**Recorded information:**
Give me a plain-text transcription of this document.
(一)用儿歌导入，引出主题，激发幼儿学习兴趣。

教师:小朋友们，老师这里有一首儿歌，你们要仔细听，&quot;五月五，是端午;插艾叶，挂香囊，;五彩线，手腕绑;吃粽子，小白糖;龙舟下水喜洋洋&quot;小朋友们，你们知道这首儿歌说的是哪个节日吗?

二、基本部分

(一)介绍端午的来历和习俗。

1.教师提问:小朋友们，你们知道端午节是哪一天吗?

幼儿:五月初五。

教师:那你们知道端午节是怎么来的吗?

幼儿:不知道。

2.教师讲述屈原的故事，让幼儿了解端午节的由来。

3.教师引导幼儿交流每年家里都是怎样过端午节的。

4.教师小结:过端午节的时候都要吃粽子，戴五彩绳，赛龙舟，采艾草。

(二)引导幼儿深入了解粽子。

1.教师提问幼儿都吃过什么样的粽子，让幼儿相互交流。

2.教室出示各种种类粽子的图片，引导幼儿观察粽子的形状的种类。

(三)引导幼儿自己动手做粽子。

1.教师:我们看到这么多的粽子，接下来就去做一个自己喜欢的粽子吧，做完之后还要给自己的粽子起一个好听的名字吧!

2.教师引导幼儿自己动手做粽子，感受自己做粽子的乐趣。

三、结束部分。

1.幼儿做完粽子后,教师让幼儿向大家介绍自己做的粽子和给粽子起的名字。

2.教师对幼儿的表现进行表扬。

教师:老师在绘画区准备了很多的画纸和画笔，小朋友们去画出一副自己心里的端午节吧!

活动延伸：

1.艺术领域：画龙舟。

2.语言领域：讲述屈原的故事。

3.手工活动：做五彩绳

**Problem to work on:**
Write out the listing once more, matching it exactly.

**Exercise output:**
Give me a plain-text transcription of this document.
(一)用儿歌导入，引出主题，激发幼儿学习兴趣。

教师:小朋友们，老师这里有一首儿歌，你们要仔细听，&quot;五月五，是端午;插艾叶，挂香囊，;五彩线，手腕绑;吃粽子，小白糖;龙舟下水喜洋洋&quot;小朋友们，你们知道这首儿歌说的是哪个节日吗?

二、基本部分

(一)介绍端午的来历和习俗。

1.教师提问:小朋友们，你们知道端午节是哪一天吗?

幼儿:五月初五。

教师:那你们知道端午节是怎么来的吗?

幼儿:不知道。

2.教师讲述屈原的故事，让幼儿了解端午节的由来。

3.教师引导幼儿交流每年家里都是怎样过端午节的。

4.教师小结:过端午节的时候都要吃粽子，戴五彩绳，赛龙舟，采艾草。

(二)引导幼儿深入了解粽子。

1.教师提问幼儿都吃过什么样的粽子，让幼儿相互交流。

2.教室出示各种种类粽子的图片，引导幼儿观察粽子的形状的种类。

(三)引导幼儿自己动手做粽子。

1.教师:我们看到这么多的粽子，接下来就去做一个自己喜欢的粽子吧，做完之后还要给自己的粽子起一个好听的名字吧!

2.教师引导幼儿自己动手做粽子，感受自己做粽子的乐趣。

三、结束部分。

1.幼儿做完粽子后,教师让幼儿向大家介绍自己做的粽子和给粽子起的名字。

2.教师对幼儿的表现进行表扬。

教师:老师在绘画区准备了很多的画纸和画笔，小朋友们去画出一副自己心里的端午节吧!

活动延伸：

1.艺术领域：画龙舟。

2.语言领域：讲述屈原的故事。

3.手工活动：做五彩绳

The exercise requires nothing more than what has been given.